Exercise instructions -
Gather, from the data below, each line in which the word "screenshot" occurs.
--*--
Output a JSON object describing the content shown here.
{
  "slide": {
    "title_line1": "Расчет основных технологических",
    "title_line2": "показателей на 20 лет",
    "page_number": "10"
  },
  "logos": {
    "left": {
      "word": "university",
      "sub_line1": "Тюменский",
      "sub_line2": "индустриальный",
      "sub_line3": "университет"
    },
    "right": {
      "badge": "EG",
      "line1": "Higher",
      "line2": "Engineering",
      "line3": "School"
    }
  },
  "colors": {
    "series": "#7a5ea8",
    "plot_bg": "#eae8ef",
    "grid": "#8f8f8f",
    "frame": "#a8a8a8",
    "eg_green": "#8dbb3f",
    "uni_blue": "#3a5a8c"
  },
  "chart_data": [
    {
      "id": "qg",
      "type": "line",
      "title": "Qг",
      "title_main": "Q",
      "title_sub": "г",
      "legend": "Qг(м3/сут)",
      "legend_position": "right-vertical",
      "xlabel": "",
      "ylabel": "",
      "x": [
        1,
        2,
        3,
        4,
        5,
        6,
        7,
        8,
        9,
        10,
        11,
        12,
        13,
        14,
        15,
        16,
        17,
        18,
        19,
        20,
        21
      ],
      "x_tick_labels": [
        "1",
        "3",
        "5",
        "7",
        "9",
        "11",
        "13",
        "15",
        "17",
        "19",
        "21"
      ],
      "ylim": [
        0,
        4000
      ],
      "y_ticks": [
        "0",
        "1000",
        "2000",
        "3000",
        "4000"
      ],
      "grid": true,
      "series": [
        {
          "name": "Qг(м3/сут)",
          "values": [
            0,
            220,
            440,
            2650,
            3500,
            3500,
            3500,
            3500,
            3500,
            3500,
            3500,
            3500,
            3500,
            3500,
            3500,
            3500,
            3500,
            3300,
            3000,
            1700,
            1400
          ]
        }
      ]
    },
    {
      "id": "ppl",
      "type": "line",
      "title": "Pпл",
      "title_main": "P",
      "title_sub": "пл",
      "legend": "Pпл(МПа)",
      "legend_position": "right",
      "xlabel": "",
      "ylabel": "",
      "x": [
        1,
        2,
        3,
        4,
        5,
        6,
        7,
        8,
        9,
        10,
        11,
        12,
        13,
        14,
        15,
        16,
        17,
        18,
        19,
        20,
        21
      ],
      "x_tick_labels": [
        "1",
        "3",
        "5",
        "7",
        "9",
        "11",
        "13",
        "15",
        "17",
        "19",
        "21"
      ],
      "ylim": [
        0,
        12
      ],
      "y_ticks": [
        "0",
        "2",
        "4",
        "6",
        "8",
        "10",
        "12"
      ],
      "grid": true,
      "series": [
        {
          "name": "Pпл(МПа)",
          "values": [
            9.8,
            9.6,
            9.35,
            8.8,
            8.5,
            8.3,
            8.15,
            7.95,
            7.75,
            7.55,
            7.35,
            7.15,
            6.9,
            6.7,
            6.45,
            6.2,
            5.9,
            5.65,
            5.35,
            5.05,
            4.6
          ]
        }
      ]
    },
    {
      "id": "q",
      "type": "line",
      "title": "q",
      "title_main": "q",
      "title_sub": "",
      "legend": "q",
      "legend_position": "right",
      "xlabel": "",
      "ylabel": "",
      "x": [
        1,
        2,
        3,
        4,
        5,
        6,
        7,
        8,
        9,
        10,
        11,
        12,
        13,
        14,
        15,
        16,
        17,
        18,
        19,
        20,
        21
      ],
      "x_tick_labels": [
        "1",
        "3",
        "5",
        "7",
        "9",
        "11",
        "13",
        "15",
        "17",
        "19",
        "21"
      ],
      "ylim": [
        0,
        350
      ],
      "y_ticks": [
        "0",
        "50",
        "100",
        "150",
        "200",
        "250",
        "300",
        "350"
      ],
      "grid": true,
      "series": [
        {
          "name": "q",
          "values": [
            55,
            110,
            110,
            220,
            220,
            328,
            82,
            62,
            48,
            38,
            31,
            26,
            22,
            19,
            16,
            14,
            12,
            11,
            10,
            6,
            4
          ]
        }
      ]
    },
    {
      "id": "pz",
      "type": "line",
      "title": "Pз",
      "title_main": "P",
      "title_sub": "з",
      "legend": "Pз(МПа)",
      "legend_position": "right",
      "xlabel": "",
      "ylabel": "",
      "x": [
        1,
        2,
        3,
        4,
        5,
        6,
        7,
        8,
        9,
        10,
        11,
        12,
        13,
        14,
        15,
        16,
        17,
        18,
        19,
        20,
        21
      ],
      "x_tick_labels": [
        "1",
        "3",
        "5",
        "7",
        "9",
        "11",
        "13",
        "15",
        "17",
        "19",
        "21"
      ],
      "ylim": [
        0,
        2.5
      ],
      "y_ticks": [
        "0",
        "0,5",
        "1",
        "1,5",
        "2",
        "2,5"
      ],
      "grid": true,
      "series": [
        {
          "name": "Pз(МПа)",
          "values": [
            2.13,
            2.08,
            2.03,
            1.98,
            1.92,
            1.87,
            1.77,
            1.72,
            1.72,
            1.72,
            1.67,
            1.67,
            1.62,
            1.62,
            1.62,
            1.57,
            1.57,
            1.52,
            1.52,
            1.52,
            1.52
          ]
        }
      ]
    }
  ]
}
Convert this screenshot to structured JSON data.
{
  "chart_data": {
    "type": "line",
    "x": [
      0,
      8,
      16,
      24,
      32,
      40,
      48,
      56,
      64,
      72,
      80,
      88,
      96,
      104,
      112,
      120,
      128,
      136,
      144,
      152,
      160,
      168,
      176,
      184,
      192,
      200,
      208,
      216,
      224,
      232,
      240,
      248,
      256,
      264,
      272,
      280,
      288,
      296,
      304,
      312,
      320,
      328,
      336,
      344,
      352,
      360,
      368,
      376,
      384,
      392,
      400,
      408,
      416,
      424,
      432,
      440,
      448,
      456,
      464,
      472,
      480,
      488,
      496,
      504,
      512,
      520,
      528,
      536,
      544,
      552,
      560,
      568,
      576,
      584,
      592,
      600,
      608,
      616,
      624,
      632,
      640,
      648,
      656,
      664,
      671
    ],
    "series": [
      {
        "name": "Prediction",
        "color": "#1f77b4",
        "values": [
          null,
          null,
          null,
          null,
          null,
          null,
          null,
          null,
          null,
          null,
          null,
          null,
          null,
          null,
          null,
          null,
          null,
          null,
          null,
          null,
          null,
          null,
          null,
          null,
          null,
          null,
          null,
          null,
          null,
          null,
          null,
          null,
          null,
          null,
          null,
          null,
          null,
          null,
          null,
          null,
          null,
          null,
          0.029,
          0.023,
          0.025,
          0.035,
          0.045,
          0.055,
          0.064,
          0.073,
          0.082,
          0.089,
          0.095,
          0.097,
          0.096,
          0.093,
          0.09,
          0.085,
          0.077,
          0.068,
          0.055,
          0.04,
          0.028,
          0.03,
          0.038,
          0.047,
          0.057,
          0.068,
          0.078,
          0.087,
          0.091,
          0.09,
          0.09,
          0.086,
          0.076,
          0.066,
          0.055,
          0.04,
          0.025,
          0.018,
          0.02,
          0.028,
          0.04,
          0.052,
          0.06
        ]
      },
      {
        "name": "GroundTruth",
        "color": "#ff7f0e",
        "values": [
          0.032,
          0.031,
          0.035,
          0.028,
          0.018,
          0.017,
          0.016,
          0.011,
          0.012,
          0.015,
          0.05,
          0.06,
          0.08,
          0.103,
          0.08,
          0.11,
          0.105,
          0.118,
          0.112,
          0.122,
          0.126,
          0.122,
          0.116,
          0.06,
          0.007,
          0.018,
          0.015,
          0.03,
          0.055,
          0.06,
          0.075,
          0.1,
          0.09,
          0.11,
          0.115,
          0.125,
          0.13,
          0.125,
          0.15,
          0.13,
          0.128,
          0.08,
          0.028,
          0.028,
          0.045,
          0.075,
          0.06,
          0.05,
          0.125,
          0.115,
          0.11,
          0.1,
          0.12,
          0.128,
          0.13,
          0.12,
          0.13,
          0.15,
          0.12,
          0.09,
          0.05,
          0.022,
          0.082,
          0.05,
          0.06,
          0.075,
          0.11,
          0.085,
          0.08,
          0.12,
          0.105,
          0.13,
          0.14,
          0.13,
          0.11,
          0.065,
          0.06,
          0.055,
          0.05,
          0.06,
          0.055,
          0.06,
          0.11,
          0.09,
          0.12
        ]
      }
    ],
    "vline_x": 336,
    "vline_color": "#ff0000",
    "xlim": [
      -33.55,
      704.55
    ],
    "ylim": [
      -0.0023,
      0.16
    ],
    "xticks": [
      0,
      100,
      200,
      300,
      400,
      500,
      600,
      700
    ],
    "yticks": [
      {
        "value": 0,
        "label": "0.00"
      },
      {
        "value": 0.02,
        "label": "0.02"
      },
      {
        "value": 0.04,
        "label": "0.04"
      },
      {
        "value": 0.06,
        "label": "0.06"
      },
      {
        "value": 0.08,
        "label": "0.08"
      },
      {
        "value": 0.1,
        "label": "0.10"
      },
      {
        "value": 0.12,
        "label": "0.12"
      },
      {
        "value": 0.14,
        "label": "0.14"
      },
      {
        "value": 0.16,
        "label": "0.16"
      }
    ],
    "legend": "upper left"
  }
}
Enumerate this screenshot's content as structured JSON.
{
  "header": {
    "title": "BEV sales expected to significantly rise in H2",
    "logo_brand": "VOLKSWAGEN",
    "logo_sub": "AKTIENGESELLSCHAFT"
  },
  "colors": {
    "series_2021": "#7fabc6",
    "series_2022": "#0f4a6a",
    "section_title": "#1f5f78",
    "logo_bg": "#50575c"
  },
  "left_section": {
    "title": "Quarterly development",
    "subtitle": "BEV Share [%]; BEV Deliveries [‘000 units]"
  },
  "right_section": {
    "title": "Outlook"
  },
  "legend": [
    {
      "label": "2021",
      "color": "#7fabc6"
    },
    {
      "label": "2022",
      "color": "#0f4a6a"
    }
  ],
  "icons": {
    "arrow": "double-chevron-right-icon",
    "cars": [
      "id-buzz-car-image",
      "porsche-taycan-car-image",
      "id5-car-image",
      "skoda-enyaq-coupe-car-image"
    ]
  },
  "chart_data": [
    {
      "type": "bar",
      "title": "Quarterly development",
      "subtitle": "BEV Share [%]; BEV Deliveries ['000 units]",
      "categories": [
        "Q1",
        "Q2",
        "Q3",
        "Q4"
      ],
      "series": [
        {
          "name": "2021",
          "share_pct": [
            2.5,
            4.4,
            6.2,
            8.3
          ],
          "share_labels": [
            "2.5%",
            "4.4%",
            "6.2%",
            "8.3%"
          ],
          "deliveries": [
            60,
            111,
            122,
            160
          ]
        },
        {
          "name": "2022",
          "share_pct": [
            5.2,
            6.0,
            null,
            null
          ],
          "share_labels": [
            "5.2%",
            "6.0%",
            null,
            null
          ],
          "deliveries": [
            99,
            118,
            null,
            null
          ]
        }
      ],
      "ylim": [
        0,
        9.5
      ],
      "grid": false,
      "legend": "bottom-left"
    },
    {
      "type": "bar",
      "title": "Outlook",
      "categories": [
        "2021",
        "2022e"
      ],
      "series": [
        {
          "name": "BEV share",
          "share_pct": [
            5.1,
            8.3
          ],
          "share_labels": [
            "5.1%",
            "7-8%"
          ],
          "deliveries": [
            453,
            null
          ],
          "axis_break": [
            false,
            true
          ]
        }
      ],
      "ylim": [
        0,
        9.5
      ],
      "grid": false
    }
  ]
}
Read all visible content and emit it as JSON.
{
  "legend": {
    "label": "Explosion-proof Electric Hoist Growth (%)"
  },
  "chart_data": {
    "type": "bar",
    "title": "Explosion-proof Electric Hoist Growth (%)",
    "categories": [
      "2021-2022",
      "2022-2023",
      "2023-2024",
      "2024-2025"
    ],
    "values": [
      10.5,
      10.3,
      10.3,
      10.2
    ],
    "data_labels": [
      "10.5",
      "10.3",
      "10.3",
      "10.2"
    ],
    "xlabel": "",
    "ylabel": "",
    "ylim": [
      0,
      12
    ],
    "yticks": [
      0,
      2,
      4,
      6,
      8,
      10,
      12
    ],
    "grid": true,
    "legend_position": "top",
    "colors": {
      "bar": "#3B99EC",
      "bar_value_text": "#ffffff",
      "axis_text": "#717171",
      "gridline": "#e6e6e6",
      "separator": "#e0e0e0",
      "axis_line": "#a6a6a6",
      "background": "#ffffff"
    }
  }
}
--*--
Solved exercise -
Convert this screenshot to structured JSON data.
Enumerate this screenshot's content as structured JSON.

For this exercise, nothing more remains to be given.